◆ **Short problem**
Isolate every line in the data with the string "color" and copy it.

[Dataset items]
◇ ◇ ◇ ◇ ◇
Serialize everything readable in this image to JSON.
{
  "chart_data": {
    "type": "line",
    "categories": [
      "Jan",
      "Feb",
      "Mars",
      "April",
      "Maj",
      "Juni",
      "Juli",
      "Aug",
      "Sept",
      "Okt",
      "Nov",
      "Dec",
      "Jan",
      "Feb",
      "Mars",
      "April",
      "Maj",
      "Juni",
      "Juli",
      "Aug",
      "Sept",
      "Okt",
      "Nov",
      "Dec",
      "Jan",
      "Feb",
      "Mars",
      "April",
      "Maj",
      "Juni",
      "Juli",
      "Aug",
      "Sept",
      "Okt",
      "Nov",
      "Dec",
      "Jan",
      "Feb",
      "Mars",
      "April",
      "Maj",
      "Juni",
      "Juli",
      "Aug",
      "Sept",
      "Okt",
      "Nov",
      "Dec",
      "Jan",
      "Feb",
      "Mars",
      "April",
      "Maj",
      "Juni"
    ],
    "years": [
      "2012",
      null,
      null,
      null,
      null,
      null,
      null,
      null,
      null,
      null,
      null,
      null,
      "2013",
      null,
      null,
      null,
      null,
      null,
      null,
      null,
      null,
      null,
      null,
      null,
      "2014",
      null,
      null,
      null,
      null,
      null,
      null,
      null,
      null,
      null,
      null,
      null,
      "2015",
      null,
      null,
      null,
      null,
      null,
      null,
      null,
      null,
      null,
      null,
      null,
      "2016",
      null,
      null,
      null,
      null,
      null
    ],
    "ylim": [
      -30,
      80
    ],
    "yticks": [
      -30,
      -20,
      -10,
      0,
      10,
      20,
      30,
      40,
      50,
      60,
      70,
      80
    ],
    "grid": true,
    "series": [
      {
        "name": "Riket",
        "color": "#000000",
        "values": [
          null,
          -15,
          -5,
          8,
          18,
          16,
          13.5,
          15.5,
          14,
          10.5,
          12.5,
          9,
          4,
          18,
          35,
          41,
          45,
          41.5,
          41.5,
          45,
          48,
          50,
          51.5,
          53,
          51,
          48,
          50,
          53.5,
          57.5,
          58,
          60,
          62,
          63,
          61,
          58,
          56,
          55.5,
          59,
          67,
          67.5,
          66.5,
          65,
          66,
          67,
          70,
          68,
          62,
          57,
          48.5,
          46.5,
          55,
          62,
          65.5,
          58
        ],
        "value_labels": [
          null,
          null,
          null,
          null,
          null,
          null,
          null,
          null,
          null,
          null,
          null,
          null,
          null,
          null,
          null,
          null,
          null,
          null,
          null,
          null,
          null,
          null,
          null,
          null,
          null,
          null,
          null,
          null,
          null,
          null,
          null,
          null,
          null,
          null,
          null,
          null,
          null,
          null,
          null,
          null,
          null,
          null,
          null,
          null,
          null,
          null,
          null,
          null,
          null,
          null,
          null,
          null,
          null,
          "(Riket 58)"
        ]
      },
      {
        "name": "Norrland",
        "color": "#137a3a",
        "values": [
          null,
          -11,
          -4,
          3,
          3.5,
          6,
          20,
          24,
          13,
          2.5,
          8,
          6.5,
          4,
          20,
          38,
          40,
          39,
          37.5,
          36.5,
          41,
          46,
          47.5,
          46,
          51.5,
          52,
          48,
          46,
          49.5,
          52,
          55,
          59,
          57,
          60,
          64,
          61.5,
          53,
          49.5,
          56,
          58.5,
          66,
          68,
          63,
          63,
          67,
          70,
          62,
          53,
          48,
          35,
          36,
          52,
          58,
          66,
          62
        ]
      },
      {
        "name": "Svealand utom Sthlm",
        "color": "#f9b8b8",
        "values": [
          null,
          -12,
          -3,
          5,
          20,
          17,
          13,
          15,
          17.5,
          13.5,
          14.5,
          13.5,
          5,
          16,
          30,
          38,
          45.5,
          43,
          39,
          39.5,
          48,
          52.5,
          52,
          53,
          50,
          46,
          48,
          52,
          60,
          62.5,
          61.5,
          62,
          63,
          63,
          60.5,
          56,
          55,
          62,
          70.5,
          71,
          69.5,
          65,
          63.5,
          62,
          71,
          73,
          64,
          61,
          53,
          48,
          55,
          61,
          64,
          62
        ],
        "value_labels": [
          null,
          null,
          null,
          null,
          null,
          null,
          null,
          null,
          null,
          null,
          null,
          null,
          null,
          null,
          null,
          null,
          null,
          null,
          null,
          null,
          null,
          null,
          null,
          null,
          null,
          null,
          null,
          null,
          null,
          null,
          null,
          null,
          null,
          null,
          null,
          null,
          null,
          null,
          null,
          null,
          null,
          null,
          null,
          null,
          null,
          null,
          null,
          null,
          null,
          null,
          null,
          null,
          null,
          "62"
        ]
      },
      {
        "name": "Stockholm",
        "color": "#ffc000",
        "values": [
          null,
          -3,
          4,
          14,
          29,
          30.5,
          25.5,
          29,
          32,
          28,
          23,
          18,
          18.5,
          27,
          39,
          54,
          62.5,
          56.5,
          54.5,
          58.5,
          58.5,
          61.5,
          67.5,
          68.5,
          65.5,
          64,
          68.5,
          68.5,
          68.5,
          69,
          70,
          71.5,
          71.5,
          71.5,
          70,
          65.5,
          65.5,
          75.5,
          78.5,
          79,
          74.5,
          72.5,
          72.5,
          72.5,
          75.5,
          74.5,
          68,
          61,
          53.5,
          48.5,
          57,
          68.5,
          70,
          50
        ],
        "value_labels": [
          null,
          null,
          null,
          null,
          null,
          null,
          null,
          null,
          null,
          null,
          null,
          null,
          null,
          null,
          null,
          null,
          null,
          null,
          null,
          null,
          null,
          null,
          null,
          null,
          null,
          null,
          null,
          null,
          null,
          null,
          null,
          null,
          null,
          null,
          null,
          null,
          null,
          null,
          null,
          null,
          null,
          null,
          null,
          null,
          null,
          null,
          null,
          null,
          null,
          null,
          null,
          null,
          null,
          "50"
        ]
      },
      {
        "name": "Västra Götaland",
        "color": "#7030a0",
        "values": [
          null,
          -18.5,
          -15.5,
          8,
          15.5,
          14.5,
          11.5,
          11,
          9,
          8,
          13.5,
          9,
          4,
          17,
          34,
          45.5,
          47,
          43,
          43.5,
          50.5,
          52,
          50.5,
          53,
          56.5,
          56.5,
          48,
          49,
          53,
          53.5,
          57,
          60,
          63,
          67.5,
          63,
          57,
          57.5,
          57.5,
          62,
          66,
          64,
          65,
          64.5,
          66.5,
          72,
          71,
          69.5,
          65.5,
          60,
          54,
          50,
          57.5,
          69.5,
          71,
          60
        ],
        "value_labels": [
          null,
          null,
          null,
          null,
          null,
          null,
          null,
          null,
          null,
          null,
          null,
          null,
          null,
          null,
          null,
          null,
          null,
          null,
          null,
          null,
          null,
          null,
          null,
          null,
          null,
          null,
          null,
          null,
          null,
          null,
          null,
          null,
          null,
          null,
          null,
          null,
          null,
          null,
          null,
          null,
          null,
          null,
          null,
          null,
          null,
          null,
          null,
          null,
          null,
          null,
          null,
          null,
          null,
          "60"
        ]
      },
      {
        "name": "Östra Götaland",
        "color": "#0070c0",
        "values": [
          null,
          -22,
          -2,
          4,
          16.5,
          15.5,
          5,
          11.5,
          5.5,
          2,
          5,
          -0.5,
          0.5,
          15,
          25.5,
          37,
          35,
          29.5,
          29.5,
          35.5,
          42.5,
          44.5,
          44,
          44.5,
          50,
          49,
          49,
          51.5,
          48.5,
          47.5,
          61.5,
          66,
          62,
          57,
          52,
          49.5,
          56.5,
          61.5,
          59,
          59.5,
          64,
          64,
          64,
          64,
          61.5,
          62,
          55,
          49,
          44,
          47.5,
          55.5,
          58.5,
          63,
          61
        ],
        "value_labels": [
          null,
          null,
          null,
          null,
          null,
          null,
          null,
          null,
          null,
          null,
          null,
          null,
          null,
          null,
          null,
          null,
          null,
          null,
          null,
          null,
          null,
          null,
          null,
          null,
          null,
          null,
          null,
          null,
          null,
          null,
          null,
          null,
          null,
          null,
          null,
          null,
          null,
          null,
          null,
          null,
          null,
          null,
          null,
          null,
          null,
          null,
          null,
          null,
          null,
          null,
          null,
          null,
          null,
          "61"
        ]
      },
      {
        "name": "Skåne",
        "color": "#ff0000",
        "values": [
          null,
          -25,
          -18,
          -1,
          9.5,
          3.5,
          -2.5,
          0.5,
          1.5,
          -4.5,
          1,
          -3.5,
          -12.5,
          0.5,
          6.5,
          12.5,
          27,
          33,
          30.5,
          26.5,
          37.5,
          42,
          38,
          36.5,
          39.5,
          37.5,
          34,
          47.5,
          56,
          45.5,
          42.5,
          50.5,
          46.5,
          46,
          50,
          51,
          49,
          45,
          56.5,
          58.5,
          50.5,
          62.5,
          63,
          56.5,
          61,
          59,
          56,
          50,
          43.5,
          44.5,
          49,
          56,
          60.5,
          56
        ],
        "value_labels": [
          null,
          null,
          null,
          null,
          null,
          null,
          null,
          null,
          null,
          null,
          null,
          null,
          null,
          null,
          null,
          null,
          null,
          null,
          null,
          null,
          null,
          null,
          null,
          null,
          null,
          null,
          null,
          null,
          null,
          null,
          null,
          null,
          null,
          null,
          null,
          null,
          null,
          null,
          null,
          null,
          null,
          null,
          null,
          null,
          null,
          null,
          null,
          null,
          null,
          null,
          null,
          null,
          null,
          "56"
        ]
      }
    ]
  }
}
◇ ◇ ◇ ◇ ◇
◆ **Solution below**
        "color": "#000000",
        "color": "#137a3a",
        "color": "#f9b8b8",
        "color": "#ffc000",
        "color": "#7030a0",
        "color": "#0070c0",
        "color": "#ff0000",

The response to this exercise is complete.